→ Written exercise
Gather up the lines that contain "xlabel".

→ Source data

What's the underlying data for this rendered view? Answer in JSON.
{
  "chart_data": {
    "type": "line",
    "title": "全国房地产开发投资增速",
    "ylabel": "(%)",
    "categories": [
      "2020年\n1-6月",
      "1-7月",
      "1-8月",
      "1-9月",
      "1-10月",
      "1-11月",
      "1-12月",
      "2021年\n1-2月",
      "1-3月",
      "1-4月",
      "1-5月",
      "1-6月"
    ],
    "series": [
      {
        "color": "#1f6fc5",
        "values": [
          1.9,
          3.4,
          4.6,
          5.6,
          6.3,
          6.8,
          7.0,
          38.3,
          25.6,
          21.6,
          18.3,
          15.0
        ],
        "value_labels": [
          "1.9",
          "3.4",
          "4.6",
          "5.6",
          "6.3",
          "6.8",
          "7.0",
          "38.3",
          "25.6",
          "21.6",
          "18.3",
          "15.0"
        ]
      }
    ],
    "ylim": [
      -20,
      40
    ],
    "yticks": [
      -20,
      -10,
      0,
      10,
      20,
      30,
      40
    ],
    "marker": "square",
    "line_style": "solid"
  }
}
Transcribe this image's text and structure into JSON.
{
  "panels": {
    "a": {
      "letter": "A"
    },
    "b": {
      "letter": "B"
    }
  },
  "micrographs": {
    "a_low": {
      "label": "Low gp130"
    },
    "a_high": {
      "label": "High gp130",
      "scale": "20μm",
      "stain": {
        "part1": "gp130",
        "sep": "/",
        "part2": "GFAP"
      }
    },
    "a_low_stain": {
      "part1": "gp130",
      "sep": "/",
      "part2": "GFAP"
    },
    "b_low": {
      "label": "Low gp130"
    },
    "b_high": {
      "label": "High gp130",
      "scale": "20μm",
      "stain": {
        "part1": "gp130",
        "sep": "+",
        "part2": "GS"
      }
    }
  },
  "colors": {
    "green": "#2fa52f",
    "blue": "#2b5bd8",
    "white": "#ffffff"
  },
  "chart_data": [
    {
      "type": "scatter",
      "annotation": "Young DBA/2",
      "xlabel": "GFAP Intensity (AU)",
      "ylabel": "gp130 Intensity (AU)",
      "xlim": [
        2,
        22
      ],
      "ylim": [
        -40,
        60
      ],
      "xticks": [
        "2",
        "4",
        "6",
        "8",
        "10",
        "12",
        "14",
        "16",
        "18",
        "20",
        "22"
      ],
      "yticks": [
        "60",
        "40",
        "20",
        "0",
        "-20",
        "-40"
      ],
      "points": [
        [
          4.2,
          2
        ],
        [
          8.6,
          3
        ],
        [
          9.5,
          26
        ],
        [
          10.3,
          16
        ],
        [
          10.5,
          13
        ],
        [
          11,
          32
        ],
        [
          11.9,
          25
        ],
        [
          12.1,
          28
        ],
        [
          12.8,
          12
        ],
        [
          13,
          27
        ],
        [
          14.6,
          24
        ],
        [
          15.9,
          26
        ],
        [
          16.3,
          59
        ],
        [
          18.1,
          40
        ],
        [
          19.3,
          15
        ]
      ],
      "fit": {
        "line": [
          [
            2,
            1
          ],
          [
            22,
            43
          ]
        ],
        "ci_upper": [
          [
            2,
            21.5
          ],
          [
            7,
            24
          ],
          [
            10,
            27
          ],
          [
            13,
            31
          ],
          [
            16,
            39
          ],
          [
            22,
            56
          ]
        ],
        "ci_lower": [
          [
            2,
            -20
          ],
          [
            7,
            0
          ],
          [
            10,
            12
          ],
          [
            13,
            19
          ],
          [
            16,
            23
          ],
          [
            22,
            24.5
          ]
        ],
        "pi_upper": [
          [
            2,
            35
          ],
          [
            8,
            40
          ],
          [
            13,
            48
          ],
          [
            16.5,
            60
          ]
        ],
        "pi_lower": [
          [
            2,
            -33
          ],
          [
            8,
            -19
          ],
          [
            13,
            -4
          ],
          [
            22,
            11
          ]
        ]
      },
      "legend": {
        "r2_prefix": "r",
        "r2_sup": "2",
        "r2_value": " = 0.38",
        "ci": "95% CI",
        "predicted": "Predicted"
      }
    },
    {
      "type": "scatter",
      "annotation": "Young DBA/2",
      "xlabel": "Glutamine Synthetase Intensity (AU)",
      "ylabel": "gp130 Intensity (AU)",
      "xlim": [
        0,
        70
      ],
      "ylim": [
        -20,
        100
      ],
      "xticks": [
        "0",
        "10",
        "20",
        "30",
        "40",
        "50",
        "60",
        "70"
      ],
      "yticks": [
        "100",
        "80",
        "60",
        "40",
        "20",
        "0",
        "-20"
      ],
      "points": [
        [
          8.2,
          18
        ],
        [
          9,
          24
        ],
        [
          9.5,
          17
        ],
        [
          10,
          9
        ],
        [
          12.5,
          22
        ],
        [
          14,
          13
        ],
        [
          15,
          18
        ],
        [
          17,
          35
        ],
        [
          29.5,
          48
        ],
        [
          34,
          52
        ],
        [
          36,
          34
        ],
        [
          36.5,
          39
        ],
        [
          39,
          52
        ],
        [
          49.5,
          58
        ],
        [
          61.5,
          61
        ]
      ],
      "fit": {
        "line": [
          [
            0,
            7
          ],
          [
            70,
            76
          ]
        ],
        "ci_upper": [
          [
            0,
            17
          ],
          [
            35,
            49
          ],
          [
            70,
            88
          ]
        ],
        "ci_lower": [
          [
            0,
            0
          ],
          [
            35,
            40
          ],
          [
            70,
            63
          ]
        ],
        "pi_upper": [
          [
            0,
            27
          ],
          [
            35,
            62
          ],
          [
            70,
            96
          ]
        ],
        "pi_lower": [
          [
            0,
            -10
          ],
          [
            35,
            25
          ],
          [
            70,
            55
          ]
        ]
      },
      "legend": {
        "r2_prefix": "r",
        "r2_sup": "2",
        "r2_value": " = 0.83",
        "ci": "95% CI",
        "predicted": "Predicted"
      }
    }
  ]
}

→ Expected output
      "xlabel": "GFAP Intensity (AU)",
      "xlabel": "Glutamine Synthetase Intensity (AU)",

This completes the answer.